Problem description
Write out the entries, please, from the line containing "Read all visible content and emit it as JSON." through their final line, exactly and with nothing else.

— start of Data section —

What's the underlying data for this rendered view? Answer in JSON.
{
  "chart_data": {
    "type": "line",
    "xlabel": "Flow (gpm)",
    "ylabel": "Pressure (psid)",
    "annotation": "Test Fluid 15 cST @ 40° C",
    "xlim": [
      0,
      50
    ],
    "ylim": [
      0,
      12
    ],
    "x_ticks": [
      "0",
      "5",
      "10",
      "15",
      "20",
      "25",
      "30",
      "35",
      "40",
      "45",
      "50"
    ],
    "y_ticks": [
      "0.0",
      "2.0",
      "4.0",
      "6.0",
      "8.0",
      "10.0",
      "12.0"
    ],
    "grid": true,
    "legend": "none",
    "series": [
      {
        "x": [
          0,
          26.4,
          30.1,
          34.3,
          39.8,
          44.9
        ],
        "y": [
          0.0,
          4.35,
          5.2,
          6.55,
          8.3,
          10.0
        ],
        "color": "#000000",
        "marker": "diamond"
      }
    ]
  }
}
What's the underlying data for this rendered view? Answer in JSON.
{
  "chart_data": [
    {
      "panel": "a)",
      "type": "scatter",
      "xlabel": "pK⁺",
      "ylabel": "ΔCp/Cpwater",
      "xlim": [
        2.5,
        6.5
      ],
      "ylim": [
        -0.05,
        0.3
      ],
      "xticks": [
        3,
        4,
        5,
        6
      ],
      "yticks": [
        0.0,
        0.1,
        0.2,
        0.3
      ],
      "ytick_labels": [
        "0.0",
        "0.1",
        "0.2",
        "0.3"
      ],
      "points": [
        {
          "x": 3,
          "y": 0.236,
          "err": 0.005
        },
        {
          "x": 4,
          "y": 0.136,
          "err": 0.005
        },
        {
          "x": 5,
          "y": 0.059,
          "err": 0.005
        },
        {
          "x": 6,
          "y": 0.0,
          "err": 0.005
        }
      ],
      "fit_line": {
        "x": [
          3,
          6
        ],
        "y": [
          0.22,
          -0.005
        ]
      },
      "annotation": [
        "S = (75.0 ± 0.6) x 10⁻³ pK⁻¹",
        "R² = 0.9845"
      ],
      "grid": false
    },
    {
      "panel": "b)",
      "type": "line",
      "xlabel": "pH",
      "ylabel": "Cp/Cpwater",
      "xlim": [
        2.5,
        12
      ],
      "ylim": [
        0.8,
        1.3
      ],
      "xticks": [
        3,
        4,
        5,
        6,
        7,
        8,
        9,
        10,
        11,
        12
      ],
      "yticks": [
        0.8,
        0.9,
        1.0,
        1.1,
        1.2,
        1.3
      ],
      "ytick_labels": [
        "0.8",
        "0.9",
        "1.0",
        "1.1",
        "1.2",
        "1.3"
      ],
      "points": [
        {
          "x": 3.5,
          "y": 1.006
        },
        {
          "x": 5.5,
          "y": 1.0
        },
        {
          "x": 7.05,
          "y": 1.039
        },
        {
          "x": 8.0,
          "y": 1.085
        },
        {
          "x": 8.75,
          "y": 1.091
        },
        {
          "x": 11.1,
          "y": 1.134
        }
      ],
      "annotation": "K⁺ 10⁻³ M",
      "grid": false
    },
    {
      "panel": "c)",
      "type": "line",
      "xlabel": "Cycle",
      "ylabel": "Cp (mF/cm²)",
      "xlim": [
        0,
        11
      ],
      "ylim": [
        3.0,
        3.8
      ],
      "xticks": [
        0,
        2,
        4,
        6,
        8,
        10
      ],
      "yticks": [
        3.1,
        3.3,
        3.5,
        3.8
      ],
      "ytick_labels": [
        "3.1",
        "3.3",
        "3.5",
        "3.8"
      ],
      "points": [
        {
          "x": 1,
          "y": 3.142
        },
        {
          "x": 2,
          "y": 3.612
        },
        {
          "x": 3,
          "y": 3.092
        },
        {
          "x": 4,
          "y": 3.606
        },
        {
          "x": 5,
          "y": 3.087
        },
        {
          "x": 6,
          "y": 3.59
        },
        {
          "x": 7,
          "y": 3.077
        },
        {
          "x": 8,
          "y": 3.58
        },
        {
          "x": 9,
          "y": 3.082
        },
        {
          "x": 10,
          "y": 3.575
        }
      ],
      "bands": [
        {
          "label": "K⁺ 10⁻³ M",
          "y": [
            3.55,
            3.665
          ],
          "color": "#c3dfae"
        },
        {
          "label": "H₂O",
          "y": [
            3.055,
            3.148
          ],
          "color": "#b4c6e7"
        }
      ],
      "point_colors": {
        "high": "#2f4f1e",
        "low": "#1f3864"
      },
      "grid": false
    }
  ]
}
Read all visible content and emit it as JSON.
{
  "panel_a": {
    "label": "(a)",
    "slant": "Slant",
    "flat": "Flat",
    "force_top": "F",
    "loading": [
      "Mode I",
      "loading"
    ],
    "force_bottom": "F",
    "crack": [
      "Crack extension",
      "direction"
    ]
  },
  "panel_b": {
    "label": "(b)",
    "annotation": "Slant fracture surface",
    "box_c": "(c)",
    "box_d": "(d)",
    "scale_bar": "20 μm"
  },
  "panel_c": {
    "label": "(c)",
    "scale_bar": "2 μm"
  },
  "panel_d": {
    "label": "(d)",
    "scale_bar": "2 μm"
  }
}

— end of Data section —

Expected output
Read all visible content and emit it as JSON.
{
  "panel_a": {
    "label": "(a)",
    "slant": "Slant",
    "flat": "Flat",
    "force_top": "F",
    "loading": [
      "Mode I",
      "loading"
    ],
    "force_bottom": "F",
    "crack": [
      "Crack extension",
      "direction"
    ]
  },
  "panel_b": {
    "label": "(b)",
    "annotation": "Slant fracture surface",
    "box_c": "(c)",
    "box_d": "(d)",
    "scale_bar": "20 μm"
  },
  "panel_c": {
    "label": "(c)",
    "scale_bar": "2 μm"
  },
  "panel_d": {
    "label": "(d)",
    "scale_bar": "2 μm"
  }
}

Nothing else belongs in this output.